* **BRIEF**: Repeat every record below exactly, omitting any pictures.

>> Start EXTRACTED MATERIAL

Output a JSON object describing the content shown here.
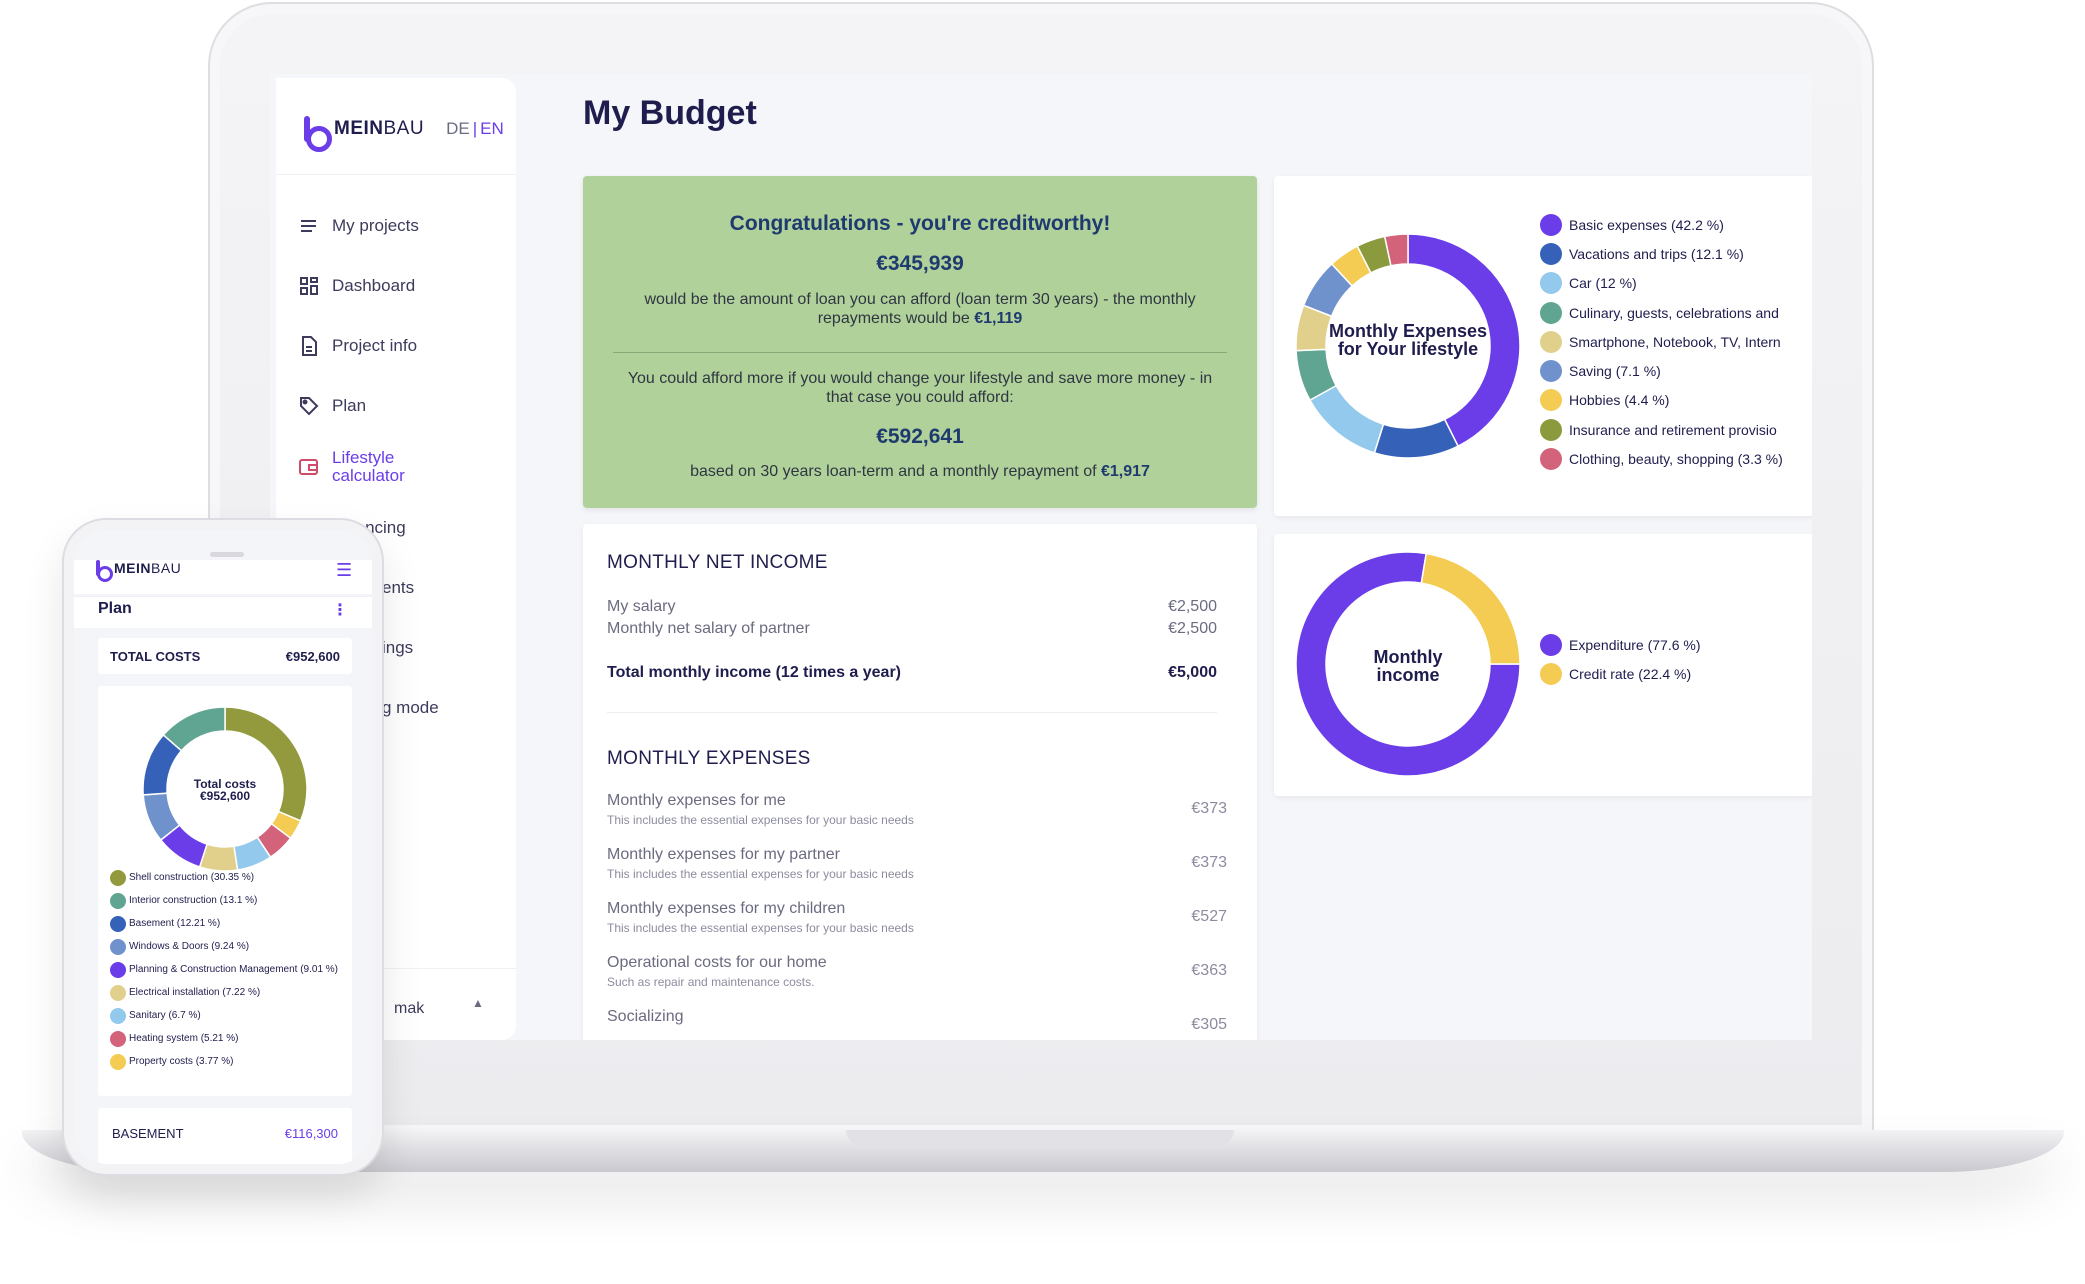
{
  "brand": {
    "name_bold": "MEIN",
    "name_light": "BAU",
    "lang_de": "DE",
    "lang_sep": "|",
    "lang_en": "EN",
    "accent": "#6a3de8"
  },
  "sidebar": {
    "items": [
      {
        "label": "My projects",
        "icon": "list-icon"
      },
      {
        "label": "Dashboard",
        "icon": "grid-icon"
      },
      {
        "label": "Project info",
        "icon": "document-icon"
      },
      {
        "label": "Plan",
        "icon": "tag-icon"
      },
      {
        "label": "Lifestyle calculator",
        "icon": "wallet-icon",
        "active": true
      },
      {
        "label": "Financing",
        "icon": "euro-icon"
      },
      {
        "label": "ents",
        "icon": ""
      },
      {
        "label": "ings",
        "icon": ""
      },
      {
        "label": "g mode",
        "icon": ""
      }
    ],
    "user_partial": "mak"
  },
  "main": {
    "title": "My Budget",
    "credit": {
      "title": "Congratulations - you're creditworthy!",
      "amount": "€345,939",
      "text_a": "would be the amount of loan you can afford (loan term 30 years) - the monthly repayments would be ",
      "repayment": "€1,119",
      "text_b": "You could afford more if you would change your lifestyle and save more money - in that case you could afford:",
      "amount2": "€592,641",
      "text_c": "based on 30 years loan-term and a monthly repayment of ",
      "repayment2": "€1,917"
    },
    "income": {
      "title": "MONTHLY NET INCOME",
      "rows": [
        {
          "label": "My salary",
          "value": "€2,500"
        },
        {
          "label": "Monthly net salary of partner",
          "value": "€2,500"
        }
      ],
      "total_label": "Total monthly income (12 times a year)",
      "total_value": "€5,000"
    },
    "expenses": {
      "title": "MONTHLY EXPENSES",
      "rows": [
        {
          "label": "Monthly expenses for me",
          "sub": "This includes the essential expenses for your basic needs",
          "value": "€373"
        },
        {
          "label": "Monthly expenses for my partner",
          "sub": "This includes the essential expenses for your basic needs",
          "value": "€373"
        },
        {
          "label": "Monthly expenses for my children",
          "sub": "This includes the essential expenses for your basic needs",
          "value": "€527"
        },
        {
          "label": "Operational costs for our home",
          "sub": "Such as repair and maintenance costs.",
          "value": "€363"
        },
        {
          "label": "Socializing",
          "sub": "",
          "value": "€305"
        }
      ]
    }
  },
  "chart_data": [
    {
      "type": "pie",
      "center_label": "Monthly Expenses for Your lifestyle",
      "legend": [
        "Basic expenses (42.2 %)",
        "Vacations and trips (12.1 %)",
        "Car (12 %)",
        "Culinary, guests, celebrations and",
        "Smartphone, Notebook, TV, Intern",
        "Saving (7.1 %)",
        "Hobbies (4.4 %)",
        "Insurance and retirement provisio",
        "Clothing, beauty, shopping (3.3 %)"
      ],
      "values": [
        42.2,
        12.1,
        12,
        7.3,
        6.5,
        7.1,
        4.4,
        4.1,
        3.3
      ],
      "colors": [
        "#6a3de8",
        "#3562b8",
        "#93c9ec",
        "#5fa591",
        "#e1d08c",
        "#7092cc",
        "#f4cc54",
        "#8c9a3e",
        "#d2637a"
      ],
      "start_angle_deg": 0
    },
    {
      "type": "pie",
      "center_label": "Monthly income",
      "legend": [
        "Expenditure (77.6 %)",
        "Credit rate (22.4 %)"
      ],
      "values": [
        77.6,
        22.4
      ],
      "colors": [
        "#6a3de8",
        "#f4cc54"
      ],
      "start_angle_deg": 90
    },
    {
      "type": "pie",
      "center_label": "Total costs",
      "center_value": "€952,600",
      "legend": [
        "Shell construction (30.35 %)",
        "Interior construction (13.1 %)",
        "Basement (12.21 %)",
        "Windows & Doors (9.24 %)",
        "Planning & Construction Management (9.01 %)",
        "Electrical installation (7.22 %)",
        "Sanitary (6.7 %)",
        "Heating system (5.21 %)",
        "Property costs (3.77 %)"
      ],
      "values": [
        30.35,
        13.1,
        12.21,
        9.24,
        9.01,
        7.22,
        6.7,
        5.21,
        3.77
      ],
      "colors": [
        "#939a3e",
        "#5fa591",
        "#3562b8",
        "#7092cc",
        "#6a3de8",
        "#e1d08c",
        "#93c9ec",
        "#d2637a",
        "#f4cc54"
      ],
      "order_clockwise_from_top": [
        0,
        8,
        7,
        6,
        5,
        4,
        3,
        2,
        1
      ]
    }
  ],
  "phone": {
    "menu_icon": "hamburger-icon",
    "title": "Plan",
    "total_label": "TOTAL COSTS",
    "total_value": "€952,600",
    "bottom_label": "BASEMENT",
    "bottom_value": "€116,300"
  }
}
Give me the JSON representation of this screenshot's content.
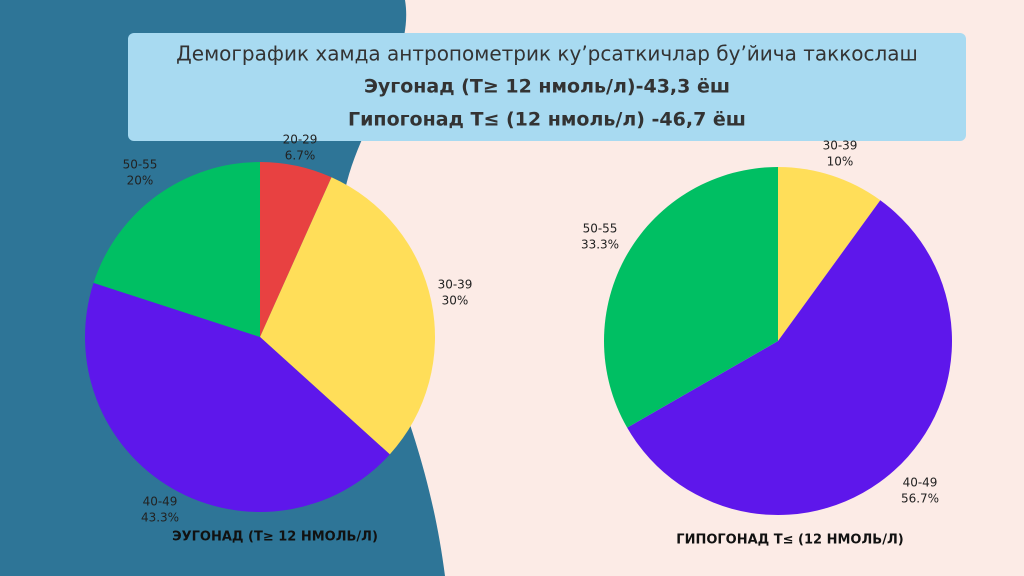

>> End EXTRACTED MATERIAL

* **IN RESPONSE**:
Output a JSON object describing the content shown here.
{
  "brand": {
    "name_bold": "MEIN",
    "name_light": "BAU",
    "lang_de": "DE",
    "lang_sep": "|",
    "lang_en": "EN",
    "accent": "#6a3de8"
  },
  "sidebar": {
    "items": [
      {
        "label": "My projects",
        "icon": "list-icon"
      },
      {
        "label": "Dashboard",
        "icon": "grid-icon"
      },
      {
        "label": "Project info",
        "icon": "document-icon"
      },
      {
        "label": "Plan",
        "icon": "tag-icon"
      },
      {
        "label": "Lifestyle calculator",
        "icon": "wallet-icon",
        "active": true
      },
      {
        "label": "Financing",
        "icon": "euro-icon"
      },
      {
        "label": "ents",
        "icon": ""
      },
      {
        "label": "ings",
        "icon": ""
      },
      {
        "label": "g mode",
        "icon": ""
      }
    ],
    "user_partial": "mak"
  },
  "main": {
    "title": "My Budget",
    "credit": {
      "title": "Congratulations - you're creditworthy!",
      "amount": "€345,939",
      "text_a": "would be the amount of loan you can afford (loan term 30 years) - the monthly repayments would be ",
      "repayment": "€1,119",
      "text_b": "You could afford more if you would change your lifestyle and save more money - in that case you could afford:",
      "amount2": "€592,641",
      "text_c": "based on 30 years loan-term and a monthly repayment of ",
      "repayment2": "€1,917"
    },
    "income": {
      "title": "MONTHLY NET INCOME",
      "rows": [
        {
          "label": "My salary",
          "value": "€2,500"
        },
        {
          "label": "Monthly net salary of partner",
          "value": "€2,500"
        }
      ],
      "total_label": "Total monthly income (12 times a year)",
      "total_value": "€5,000"
    },
    "expenses": {
      "title": "MONTHLY EXPENSES",
      "rows": [
        {
          "label": "Monthly expenses for me",
          "sub": "This includes the essential expenses for your basic needs",
          "value": "€373"
        },
        {
          "label": "Monthly expenses for my partner",
          "sub": "This includes the essential expenses for your basic needs",
          "value": "€373"
        },
        {
          "label": "Monthly expenses for my children",
          "sub": "This includes the essential expenses for your basic needs",
          "value": "€527"
        },
        {
          "label": "Operational costs for our home",
          "sub": "Such as repair and maintenance costs.",
          "value": "€363"
        },
        {
          "label": "Socializing",
          "sub": "",
          "value": "€305"
        }
      ]
    }
  },
  "chart_data": [
    {
      "type": "pie",
      "center_label": "Monthly Expenses for Your lifestyle",
      "legend": [
        "Basic expenses (42.2 %)",
        "Vacations and trips (12.1 %)",
        "Car (12 %)",
        "Culinary, guests, celebrations and",
        "Smartphone, Notebook, TV, Intern",
        "Saving (7.1 %)",
        "Hobbies (4.4 %)",
        "Insurance and retirement provisio",
        "Clothing, beauty, shopping (3.3 %)"
      ],
      "values": [
        42.2,
        12.1,
        12,
        7.3,
        6.5,
        7.1,
        4.4,
        4.1,
        3.3
      ],
      "colors": [
        "#6a3de8",
        "#3562b8",
        "#93c9ec",
        "#5fa591",
        "#e1d08c",
        "#7092cc",
        "#f4cc54",
        "#8c9a3e",
        "#d2637a"
      ],
      "start_angle_deg": 0
    },
    {
      "type": "pie",
      "center_label": "Monthly income",
      "legend": [
        "Expenditure (77.6 %)",
        "Credit rate (22.4 %)"
      ],
      "values": [
        77.6,
        22.4
      ],
      "colors": [
        "#6a3de8",
        "#f4cc54"
      ],
      "start_angle_deg": 90
    },
    {
      "type": "pie",
      "center_label": "Total costs",
      "center_value": "€952,600",
      "legend": [
        "Shell construction (30.35 %)",
        "Interior construction (13.1 %)",
        "Basement (12.21 %)",
        "Windows & Doors (9.24 %)",
        "Planning & Construction Management (9.01 %)",
        "Electrical installation (7.22 %)",
        "Sanitary (6.7 %)",
        "Heating system (5.21 %)",
        "Property costs (3.77 %)"
      ],
      "values": [
        30.35,
        13.1,
        12.21,
        9.24,
        9.01,
        7.22,
        6.7,
        5.21,
        3.77
      ],
      "colors": [
        "#939a3e",
        "#5fa591",
        "#3562b8",
        "#7092cc",
        "#6a3de8",
        "#e1d08c",
        "#93c9ec",
        "#d2637a",
        "#f4cc54"
      ],
      "order_clockwise_from_top": [
        0,
        8,
        7,
        6,
        5,
        4,
        3,
        2,
        1
      ]
    }
  ],
  "phone": {
    "menu_icon": "hamburger-icon",
    "title": "Plan",
    "total_label": "TOTAL COSTS",
    "total_value": "€952,600",
    "bottom_label": "BASEMENT",
    "bottom_value": "€116,300"
  }
}
Give me the JSON representation of this screenshot's content.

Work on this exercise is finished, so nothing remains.